## To do:
Examine the entries and show every line in which the word "ylabel" is found.

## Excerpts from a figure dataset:
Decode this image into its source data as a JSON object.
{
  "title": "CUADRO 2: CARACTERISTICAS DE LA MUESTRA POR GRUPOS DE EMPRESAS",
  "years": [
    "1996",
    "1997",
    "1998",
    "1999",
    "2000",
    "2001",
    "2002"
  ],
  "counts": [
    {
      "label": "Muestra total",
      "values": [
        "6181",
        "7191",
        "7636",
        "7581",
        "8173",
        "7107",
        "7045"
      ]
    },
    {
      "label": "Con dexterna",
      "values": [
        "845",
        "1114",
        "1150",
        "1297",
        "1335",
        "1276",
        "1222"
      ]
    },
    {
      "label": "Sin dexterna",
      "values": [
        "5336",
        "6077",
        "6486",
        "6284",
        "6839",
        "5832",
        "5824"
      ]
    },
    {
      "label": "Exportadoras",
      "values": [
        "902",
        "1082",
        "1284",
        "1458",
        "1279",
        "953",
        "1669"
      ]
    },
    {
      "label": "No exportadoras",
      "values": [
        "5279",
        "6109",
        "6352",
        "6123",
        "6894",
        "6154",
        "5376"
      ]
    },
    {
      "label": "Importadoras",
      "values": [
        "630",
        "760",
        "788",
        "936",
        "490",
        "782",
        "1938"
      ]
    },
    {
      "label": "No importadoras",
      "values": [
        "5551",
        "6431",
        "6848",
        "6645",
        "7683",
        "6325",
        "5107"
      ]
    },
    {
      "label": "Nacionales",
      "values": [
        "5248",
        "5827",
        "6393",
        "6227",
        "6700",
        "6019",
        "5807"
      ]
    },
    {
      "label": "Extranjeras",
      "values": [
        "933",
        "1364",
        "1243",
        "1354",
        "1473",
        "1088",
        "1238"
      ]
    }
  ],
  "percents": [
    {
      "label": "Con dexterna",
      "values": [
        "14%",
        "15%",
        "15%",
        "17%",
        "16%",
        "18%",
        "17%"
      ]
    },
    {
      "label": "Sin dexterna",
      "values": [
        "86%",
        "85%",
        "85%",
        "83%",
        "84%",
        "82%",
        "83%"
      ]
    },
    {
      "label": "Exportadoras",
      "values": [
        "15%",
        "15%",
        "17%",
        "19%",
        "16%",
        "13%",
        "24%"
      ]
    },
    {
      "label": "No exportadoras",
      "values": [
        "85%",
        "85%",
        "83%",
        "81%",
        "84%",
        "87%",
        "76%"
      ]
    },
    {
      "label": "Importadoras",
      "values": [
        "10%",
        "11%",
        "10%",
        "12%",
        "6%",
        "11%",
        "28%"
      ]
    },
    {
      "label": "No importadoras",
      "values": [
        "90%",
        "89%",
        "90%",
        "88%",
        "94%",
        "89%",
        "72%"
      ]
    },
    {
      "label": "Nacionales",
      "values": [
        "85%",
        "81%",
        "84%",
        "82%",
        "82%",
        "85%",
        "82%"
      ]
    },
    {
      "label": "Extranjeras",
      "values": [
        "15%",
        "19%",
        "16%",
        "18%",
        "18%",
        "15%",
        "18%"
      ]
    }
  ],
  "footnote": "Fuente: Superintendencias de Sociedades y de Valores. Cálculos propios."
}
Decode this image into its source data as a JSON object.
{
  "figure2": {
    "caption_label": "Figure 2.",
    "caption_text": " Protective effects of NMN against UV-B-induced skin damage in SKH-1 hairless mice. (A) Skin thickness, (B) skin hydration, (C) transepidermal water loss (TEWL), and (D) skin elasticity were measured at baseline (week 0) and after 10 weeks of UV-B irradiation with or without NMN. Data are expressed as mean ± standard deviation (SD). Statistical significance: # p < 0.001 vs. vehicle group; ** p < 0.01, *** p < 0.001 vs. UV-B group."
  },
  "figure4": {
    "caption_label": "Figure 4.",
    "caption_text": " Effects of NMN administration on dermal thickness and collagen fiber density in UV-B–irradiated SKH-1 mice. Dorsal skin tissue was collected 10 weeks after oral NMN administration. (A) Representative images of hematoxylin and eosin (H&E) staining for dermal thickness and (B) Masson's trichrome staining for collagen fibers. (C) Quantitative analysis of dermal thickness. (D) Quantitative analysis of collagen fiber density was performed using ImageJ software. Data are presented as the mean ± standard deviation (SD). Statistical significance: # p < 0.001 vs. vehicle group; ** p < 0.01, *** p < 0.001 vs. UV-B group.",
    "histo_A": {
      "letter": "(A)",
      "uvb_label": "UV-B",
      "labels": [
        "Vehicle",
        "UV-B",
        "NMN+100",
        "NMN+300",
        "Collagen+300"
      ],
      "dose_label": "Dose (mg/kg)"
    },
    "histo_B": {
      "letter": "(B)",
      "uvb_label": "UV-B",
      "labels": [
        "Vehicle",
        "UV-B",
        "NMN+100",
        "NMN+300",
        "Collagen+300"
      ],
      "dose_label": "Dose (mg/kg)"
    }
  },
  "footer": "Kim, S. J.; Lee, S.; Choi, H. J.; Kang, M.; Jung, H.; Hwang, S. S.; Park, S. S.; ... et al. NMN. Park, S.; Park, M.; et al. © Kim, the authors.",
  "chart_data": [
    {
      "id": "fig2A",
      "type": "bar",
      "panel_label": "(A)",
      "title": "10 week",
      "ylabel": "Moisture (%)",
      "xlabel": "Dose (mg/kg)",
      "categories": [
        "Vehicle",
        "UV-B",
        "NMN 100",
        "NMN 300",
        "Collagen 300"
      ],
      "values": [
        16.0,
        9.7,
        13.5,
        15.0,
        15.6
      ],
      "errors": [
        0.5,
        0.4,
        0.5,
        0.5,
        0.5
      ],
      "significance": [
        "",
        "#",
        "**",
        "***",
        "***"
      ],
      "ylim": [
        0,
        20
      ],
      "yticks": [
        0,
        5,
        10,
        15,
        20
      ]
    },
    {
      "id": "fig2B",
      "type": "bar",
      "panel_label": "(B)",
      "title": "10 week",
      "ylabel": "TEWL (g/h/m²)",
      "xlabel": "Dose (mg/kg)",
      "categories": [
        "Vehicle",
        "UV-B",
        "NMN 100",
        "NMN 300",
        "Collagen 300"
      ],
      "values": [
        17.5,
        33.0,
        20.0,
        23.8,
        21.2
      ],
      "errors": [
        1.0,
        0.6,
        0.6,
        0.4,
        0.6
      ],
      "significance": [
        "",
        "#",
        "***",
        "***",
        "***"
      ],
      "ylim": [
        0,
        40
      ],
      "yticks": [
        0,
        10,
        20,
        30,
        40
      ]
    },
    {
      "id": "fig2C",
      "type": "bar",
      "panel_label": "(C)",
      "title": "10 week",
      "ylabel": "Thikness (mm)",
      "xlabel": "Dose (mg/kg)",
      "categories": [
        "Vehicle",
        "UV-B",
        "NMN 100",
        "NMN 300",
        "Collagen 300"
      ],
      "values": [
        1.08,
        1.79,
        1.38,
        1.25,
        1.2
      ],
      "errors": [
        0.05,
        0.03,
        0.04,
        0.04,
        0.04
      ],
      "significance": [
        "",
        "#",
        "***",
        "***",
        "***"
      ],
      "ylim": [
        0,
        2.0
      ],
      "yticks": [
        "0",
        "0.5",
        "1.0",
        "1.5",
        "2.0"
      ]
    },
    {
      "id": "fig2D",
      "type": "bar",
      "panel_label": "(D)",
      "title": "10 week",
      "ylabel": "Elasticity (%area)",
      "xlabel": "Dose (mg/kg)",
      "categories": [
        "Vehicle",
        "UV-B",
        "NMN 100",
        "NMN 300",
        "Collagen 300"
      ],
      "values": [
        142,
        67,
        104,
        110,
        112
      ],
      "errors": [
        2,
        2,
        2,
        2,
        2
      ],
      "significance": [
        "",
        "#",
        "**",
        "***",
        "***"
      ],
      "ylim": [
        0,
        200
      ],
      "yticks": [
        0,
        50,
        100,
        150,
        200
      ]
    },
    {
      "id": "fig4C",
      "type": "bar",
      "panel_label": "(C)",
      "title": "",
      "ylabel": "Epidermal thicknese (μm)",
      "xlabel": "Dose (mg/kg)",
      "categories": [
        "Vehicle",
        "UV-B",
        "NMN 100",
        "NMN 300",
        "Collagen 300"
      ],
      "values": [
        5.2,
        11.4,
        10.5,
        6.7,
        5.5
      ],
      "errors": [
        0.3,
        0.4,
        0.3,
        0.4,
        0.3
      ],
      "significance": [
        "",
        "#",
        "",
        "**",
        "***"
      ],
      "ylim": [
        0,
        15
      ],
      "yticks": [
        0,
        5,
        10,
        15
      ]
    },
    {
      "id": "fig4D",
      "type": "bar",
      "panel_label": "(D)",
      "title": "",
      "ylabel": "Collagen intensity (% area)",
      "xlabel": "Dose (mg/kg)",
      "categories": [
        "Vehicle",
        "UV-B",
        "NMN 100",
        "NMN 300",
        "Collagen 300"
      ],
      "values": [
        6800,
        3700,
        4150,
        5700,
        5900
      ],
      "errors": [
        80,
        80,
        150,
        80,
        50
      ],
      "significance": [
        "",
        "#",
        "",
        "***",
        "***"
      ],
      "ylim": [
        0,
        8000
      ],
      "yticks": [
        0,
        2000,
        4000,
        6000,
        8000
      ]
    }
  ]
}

## Correct output:
      "ylabel": "Moisture (%)",
      "ylabel": "TEWL (g/h/m²)",
      "ylabel": "Thikness (mm)",
      "ylabel": "Elasticity (%area)",
      "ylabel": "Epidermal thicknese (μm)",
      "ylabel": "Collagen intensity (% area)",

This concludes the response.